● PROVIDED RECORDS:
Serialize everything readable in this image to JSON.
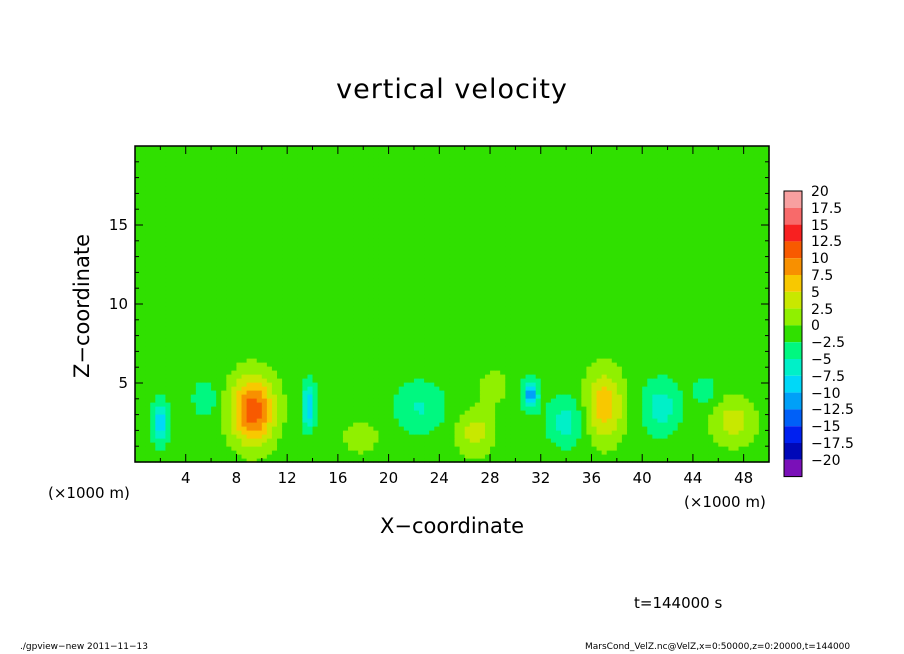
{
  "chart_data": {
    "type": "heatmap",
    "title": "vertical velocity",
    "xlabel": "X−coordinate",
    "ylabel": "Z−coordinate",
    "x_unit": "(×1000 m)",
    "y_unit": "(×1000 m)",
    "xlim": [
      0,
      50
    ],
    "ylim": [
      0,
      20
    ],
    "x_ticks": [
      "4",
      "8",
      "12",
      "16",
      "20",
      "24",
      "28",
      "32",
      "36",
      "40",
      "44",
      "48"
    ],
    "y_ticks": [
      "5",
      "10",
      "15"
    ],
    "x_tick_values": [
      4,
      8,
      12,
      16,
      20,
      24,
      28,
      32,
      36,
      40,
      44,
      48
    ],
    "y_tick_values": [
      5,
      10,
      15
    ],
    "background_value": 0,
    "features": [
      {
        "x": 9.3,
        "z": 3.3,
        "value": 13,
        "sx": 1.7,
        "sz": 2.1
      },
      {
        "x": 37.0,
        "z": 3.6,
        "value": 8,
        "sx": 1.5,
        "sz": 2.2
      },
      {
        "x": 26.8,
        "z": 1.9,
        "value": 5,
        "sx": 1.5,
        "sz": 1.4
      },
      {
        "x": 47.2,
        "z": 2.6,
        "value": 5,
        "sx": 1.7,
        "sz": 1.5
      },
      {
        "x": 17.8,
        "z": 1.6,
        "value": 2.5,
        "sx": 1.6,
        "sz": 1.2
      },
      {
        "x": 28.3,
        "z": 4.8,
        "value": 2.5,
        "sx": 1.3,
        "sz": 1.2
      },
      {
        "x": 2.0,
        "z": 2.5,
        "value": -8,
        "sx": 0.6,
        "sz": 1.3
      },
      {
        "x": 13.7,
        "z": 3.6,
        "value": -9,
        "sx": 0.5,
        "sz": 1.4
      },
      {
        "x": 31.2,
        "z": 4.3,
        "value": -10,
        "sx": 0.6,
        "sz": 0.9
      },
      {
        "x": 34.0,
        "z": 2.6,
        "value": -5,
        "sx": 1.5,
        "sz": 1.5
      },
      {
        "x": 41.5,
        "z": 3.5,
        "value": -5,
        "sx": 1.5,
        "sz": 1.7
      },
      {
        "x": 5.5,
        "z": 4.0,
        "value": -3,
        "sx": 1.0,
        "sz": 1.2
      },
      {
        "x": 22.5,
        "z": 3.5,
        "value": -4,
        "sx": 2.0,
        "sz": 1.6
      },
      {
        "x": 45.0,
        "z": 4.5,
        "value": -3,
        "sx": 1.0,
        "sz": 1.0
      }
    ],
    "colorbar": {
      "levels": [
        "20",
        "17.5",
        "15",
        "12.5",
        "10",
        "7.5",
        "5",
        "2.5",
        "0",
        "−2.5",
        "−5",
        "−7.5",
        "−10",
        "−12.5",
        "−15",
        "−17.5",
        "−20"
      ],
      "colors": [
        "#f8a0a0",
        "#f86a6a",
        "#f82020",
        "#f85a00",
        "#f89000",
        "#f8c800",
        "#c8e800",
        "#90f000",
        "#30e000",
        "#00f880",
        "#00f0c8",
        "#00d8f8",
        "#00a0f8",
        "#0060f8",
        "#0020f0",
        "#0008b8",
        "#7a10b8"
      ]
    }
  },
  "footer": {
    "left": "./gpview−new   2011−11−13",
    "right": "MarsCond_VelZ.nc@VelZ,x=0:50000,z=0:20000,t=144000"
  },
  "time_label": "t=144000 s"
}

● WHAT YOU ARE ASKED TO DO: Write the material out again exactly as it appears, dropping the pictures.

● FULL OUTPUT:
Serialize everything readable in this image to JSON.
{
  "chart_data": {
    "type": "heatmap",
    "title": "vertical velocity",
    "xlabel": "X−coordinate",
    "ylabel": "Z−coordinate",
    "x_unit": "(×1000 m)",
    "y_unit": "(×1000 m)",
    "xlim": [
      0,
      50
    ],
    "ylim": [
      0,
      20
    ],
    "x_ticks": [
      "4",
      "8",
      "12",
      "16",
      "20",
      "24",
      "28",
      "32",
      "36",
      "40",
      "44",
      "48"
    ],
    "y_ticks": [
      "5",
      "10",
      "15"
    ],
    "x_tick_values": [
      4,
      8,
      12,
      16,
      20,
      24,
      28,
      32,
      36,
      40,
      44,
      48
    ],
    "y_tick_values": [
      5,
      10,
      15
    ],
    "background_value": 0,
    "features": [
      {
        "x": 9.3,
        "z": 3.3,
        "value": 13,
        "sx": 1.7,
        "sz": 2.1
      },
      {
        "x": 37.0,
        "z": 3.6,
        "value": 8,
        "sx": 1.5,
        "sz": 2.2
      },
      {
        "x": 26.8,
        "z": 1.9,
        "value": 5,
        "sx": 1.5,
        "sz": 1.4
      },
      {
        "x": 47.2,
        "z": 2.6,
        "value": 5,
        "sx": 1.7,
        "sz": 1.5
      },
      {
        "x": 17.8,
        "z": 1.6,
        "value": 2.5,
        "sx": 1.6,
        "sz": 1.2
      },
      {
        "x": 28.3,
        "z": 4.8,
        "value": 2.5,
        "sx": 1.3,
        "sz": 1.2
      },
      {
        "x": 2.0,
        "z": 2.5,
        "value": -8,
        "sx": 0.6,
        "sz": 1.3
      },
      {
        "x": 13.7,
        "z": 3.6,
        "value": -9,
        "sx": 0.5,
        "sz": 1.4
      },
      {
        "x": 31.2,
        "z": 4.3,
        "value": -10,
        "sx": 0.6,
        "sz": 0.9
      },
      {
        "x": 34.0,
        "z": 2.6,
        "value": -5,
        "sx": 1.5,
        "sz": 1.5
      },
      {
        "x": 41.5,
        "z": 3.5,
        "value": -5,
        "sx": 1.5,
        "sz": 1.7
      },
      {
        "x": 5.5,
        "z": 4.0,
        "value": -3,
        "sx": 1.0,
        "sz": 1.2
      },
      {
        "x": 22.5,
        "z": 3.5,
        "value": -4,
        "sx": 2.0,
        "sz": 1.6
      },
      {
        "x": 45.0,
        "z": 4.5,
        "value": -3,
        "sx": 1.0,
        "sz": 1.0
      }
    ],
    "colorbar": {
      "levels": [
        "20",
        "17.5",
        "15",
        "12.5",
        "10",
        "7.5",
        "5",
        "2.5",
        "0",
        "−2.5",
        "−5",
        "−7.5",
        "−10",
        "−12.5",
        "−15",
        "−17.5",
        "−20"
      ],
      "colors": [
        "#f8a0a0",
        "#f86a6a",
        "#f82020",
        "#f85a00",
        "#f89000",
        "#f8c800",
        "#c8e800",
        "#90f000",
        "#30e000",
        "#00f880",
        "#00f0c8",
        "#00d8f8",
        "#00a0f8",
        "#0060f8",
        "#0020f0",
        "#0008b8",
        "#7a10b8"
      ]
    }
  },
  "footer": {
    "left": "./gpview−new   2011−11−13",
    "right": "MarsCond_VelZ.nc@VelZ,x=0:50000,z=0:20000,t=144000"
  },
  "time_label": "t=144000 s"
}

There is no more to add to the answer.